Exact copy required. Repeat the records, but keep the pictures out.

____________

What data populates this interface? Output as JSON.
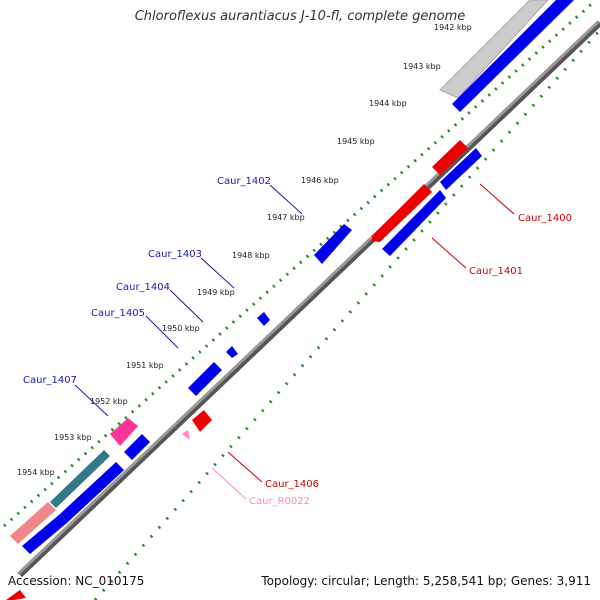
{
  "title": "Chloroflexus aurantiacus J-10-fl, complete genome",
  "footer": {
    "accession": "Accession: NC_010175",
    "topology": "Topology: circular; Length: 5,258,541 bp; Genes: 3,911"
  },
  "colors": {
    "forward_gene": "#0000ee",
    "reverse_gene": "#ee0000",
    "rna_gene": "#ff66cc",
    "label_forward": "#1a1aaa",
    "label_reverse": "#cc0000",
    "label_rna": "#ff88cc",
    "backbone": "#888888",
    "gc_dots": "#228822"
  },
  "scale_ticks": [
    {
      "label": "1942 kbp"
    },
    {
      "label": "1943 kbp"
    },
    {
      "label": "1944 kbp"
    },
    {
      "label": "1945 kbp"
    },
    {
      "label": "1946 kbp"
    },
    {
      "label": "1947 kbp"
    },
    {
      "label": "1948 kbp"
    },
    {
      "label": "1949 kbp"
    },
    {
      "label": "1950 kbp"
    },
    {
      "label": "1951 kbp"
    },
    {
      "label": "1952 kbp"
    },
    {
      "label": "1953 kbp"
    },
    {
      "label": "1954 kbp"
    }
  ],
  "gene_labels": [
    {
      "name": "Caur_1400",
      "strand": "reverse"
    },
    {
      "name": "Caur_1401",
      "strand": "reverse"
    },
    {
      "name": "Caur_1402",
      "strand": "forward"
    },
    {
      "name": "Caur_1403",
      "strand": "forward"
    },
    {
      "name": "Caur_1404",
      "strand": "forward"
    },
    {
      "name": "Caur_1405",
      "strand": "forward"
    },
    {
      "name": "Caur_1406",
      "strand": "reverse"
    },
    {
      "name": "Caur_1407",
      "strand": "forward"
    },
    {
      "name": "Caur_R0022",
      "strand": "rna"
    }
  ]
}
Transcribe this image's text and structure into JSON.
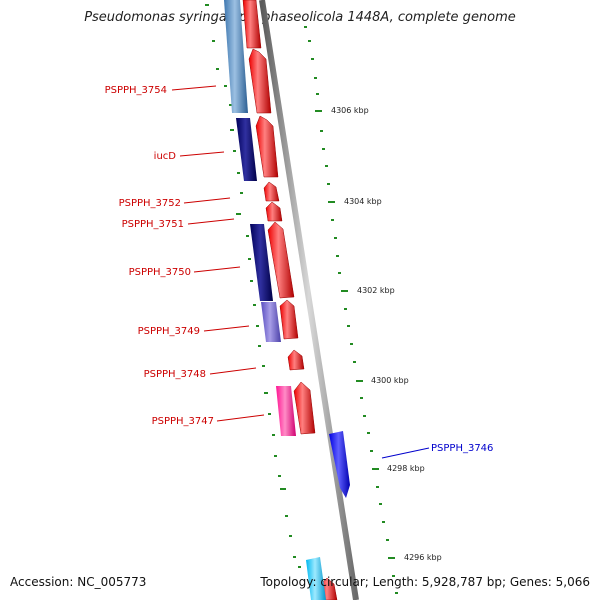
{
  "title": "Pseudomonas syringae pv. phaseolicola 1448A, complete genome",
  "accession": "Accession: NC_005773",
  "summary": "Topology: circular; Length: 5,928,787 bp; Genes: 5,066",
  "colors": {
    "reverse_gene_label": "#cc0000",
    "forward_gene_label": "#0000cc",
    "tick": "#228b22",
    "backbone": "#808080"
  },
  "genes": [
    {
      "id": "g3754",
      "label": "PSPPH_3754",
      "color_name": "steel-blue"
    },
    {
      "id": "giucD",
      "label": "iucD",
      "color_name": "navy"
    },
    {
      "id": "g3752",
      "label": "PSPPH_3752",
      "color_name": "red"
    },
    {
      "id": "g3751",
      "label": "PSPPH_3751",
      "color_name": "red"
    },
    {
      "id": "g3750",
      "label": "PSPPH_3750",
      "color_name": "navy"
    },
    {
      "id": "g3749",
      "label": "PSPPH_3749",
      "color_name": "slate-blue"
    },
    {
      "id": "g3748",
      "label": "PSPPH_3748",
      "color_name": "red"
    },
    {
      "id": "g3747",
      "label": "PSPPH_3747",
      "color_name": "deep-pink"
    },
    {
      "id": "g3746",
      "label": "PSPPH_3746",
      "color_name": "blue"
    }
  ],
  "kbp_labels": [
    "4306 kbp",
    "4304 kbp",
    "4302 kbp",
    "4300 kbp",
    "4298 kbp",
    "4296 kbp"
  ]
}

____________

**ANSWER TO THIS TASK**
What data populates this interface? Output as JSON.
{
  "title": "Chloroflexus aurantiacus J-10-fl, complete genome",
  "footer": {
    "accession": "Accession: NC_010175",
    "topology": "Topology: circular; Length: 5,258,541 bp; Genes: 3,911"
  },
  "colors": {
    "forward_gene": "#0000ee",
    "reverse_gene": "#ee0000",
    "rna_gene": "#ff66cc",
    "label_forward": "#1a1aaa",
    "label_reverse": "#cc0000",
    "label_rna": "#ff88cc",
    "backbone": "#888888",
    "gc_dots": "#228822"
  },
  "scale_ticks": [
    {
      "label": "1942 kbp"
    },
    {
      "label": "1943 kbp"
    },
    {
      "label": "1944 kbp"
    },
    {
      "label": "1945 kbp"
    },
    {
      "label": "1946 kbp"
    },
    {
      "label": "1947 kbp"
    },
    {
      "label": "1948 kbp"
    },
    {
      "label": "1949 kbp"
    },
    {
      "label": "1950 kbp"
    },
    {
      "label": "1951 kbp"
    },
    {
      "label": "1952 kbp"
    },
    {
      "label": "1953 kbp"
    },
    {
      "label": "1954 kbp"
    }
  ],
  "gene_labels": [
    {
      "name": "Caur_1400",
      "strand": "reverse"
    },
    {
      "name": "Caur_1401",
      "strand": "reverse"
    },
    {
      "name": "Caur_1402",
      "strand": "forward"
    },
    {
      "name": "Caur_1403",
      "strand": "forward"
    },
    {
      "name": "Caur_1404",
      "strand": "forward"
    },
    {
      "name": "Caur_1405",
      "strand": "forward"
    },
    {
      "name": "Caur_1406",
      "strand": "reverse"
    },
    {
      "name": "Caur_1407",
      "strand": "forward"
    },
    {
      "name": "Caur_R0022",
      "strand": "rna"
    }
  ]
}
Transcribe this image's text and structure into JSON.
{
  "title": "Pseudomonas syringae pv. phaseolicola 1448A, complete genome",
  "accession": "Accession: NC_005773",
  "summary": "Topology: circular; Length: 5,928,787 bp; Genes: 5,066",
  "colors": {
    "reverse_gene_label": "#cc0000",
    "forward_gene_label": "#0000cc",
    "tick": "#228b22",
    "backbone": "#808080"
  },
  "genes": [
    {
      "id": "g3754",
      "label": "PSPPH_3754",
      "color_name": "steel-blue"
    },
    {
      "id": "giucD",
      "label": "iucD",
      "color_name": "navy"
    },
    {
      "id": "g3752",
      "label": "PSPPH_3752",
      "color_name": "red"
    },
    {
      "id": "g3751",
      "label": "PSPPH_3751",
      "color_name": "red"
    },
    {
      "id": "g3750",
      "label": "PSPPH_3750",
      "color_name": "navy"
    },
    {
      "id": "g3749",
      "label": "PSPPH_3749",
      "color_name": "slate-blue"
    },
    {
      "id": "g3748",
      "label": "PSPPH_3748",
      "color_name": "red"
    },
    {
      "id": "g3747",
      "label": "PSPPH_3747",
      "color_name": "deep-pink"
    },
    {
      "id": "g3746",
      "label": "PSPPH_3746",
      "color_name": "blue"
    }
  ],
  "kbp_labels": [
    "4306 kbp",
    "4304 kbp",
    "4302 kbp",
    "4300 kbp",
    "4298 kbp",
    "4296 kbp"
  ]
}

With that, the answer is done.